WHAT YOU ARE ASKED TO DO: Your copy of the material below should match it exactly, except that it holds no pictures.

━━━━━ MATERIAL PROVIDED ━━━━━

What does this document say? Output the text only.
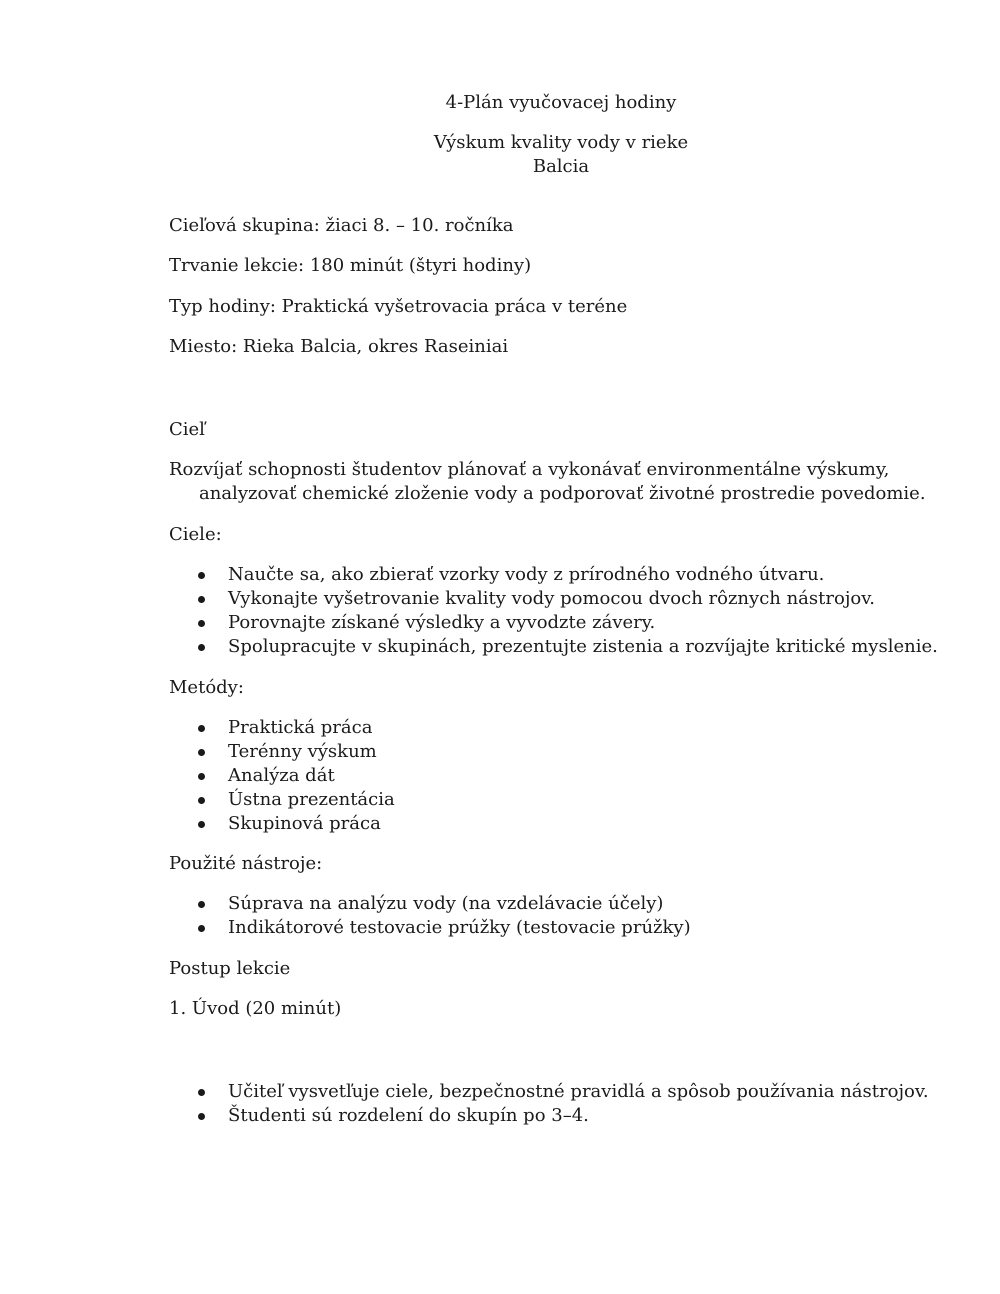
4-Plán vyučovacej hodiny
Výskum kvality vody v rieke Balcia

Cieľová skupina: žiaci 8. – 10. ročníka

Trvanie lekcie: 180 minút (štyri hodiny)

Typ hodiny: Praktická vyšetrovacia práca v teréne

Miesto: Rieka Balcia, okres Raseiniai

Cieľ

Rozvíjať schopnosti študentov plánovať a vykonávať environmentálne výskumy,
analyzovať chemické zloženie vody a podporovať životné prostredie povedomie.

Ciele:

Naučte sa, ako zbierať vzorky vody z prírodného vodného útvaru.
Vykonajte vyšetrovanie kvality vody pomocou dvoch rôznych nástrojov.
Porovnajte získané výsledky a vyvodzte závery.
Spolupracujte v skupinách, prezentujte zistenia a rozvíjajte kritické myslenie.

Metódy:

Praktická práca
Terénny výskum
Analýza dát
Ústna prezentácia
Skupinová práca

Použité nástroje:

Súprava na analýzu vody (na vzdelávacie účely)
Indikátorové testovacie prúžky (testovacie prúžky)

Postup lekcie

1. Úvod (20 minút)

Učiteľ vysvetľuje ciele, bezpečnostné pravidlá a spôsob používania nástrojov.
Študenti sú rozdelení do skupín po 3–4.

━━━━━

WORKED SOLUTION:
What does this document say? Output the text only.
4-Plán vyučovacej hodiny
Výskum kvality vody v rieke Balcia

Cieľová skupina: žiaci 8. – 10. ročníka

Trvanie lekcie: 180 minút (štyri hodiny)

Typ hodiny: Praktická vyšetrovacia práca v teréne

Miesto: Rieka Balcia, okres Raseiniai

Cieľ

Rozvíjať schopnosti študentov plánovať a vykonávať environmentálne výskumy,
analyzovať chemické zloženie vody a podporovať životné prostredie povedomie.

Ciele:

Naučte sa, ako zbierať vzorky vody z prírodného vodného útvaru.
Vykonajte vyšetrovanie kvality vody pomocou dvoch rôznych nástrojov.
Porovnajte získané výsledky a vyvodzte závery.
Spolupracujte v skupinách, prezentujte zistenia a rozvíjajte kritické myslenie.

Metódy:

Praktická práca
Terénny výskum
Analýza dát
Ústna prezentácia
Skupinová práca

Použité nástroje:

Súprava na analýzu vody (na vzdelávacie účely)
Indikátorové testovacie prúžky (testovacie prúžky)

Postup lekcie

1. Úvod (20 minút)

Učiteľ vysvetľuje ciele, bezpečnostné pravidlá a spôsob používania nástrojov.
Študenti sú rozdelení do skupín po 3–4.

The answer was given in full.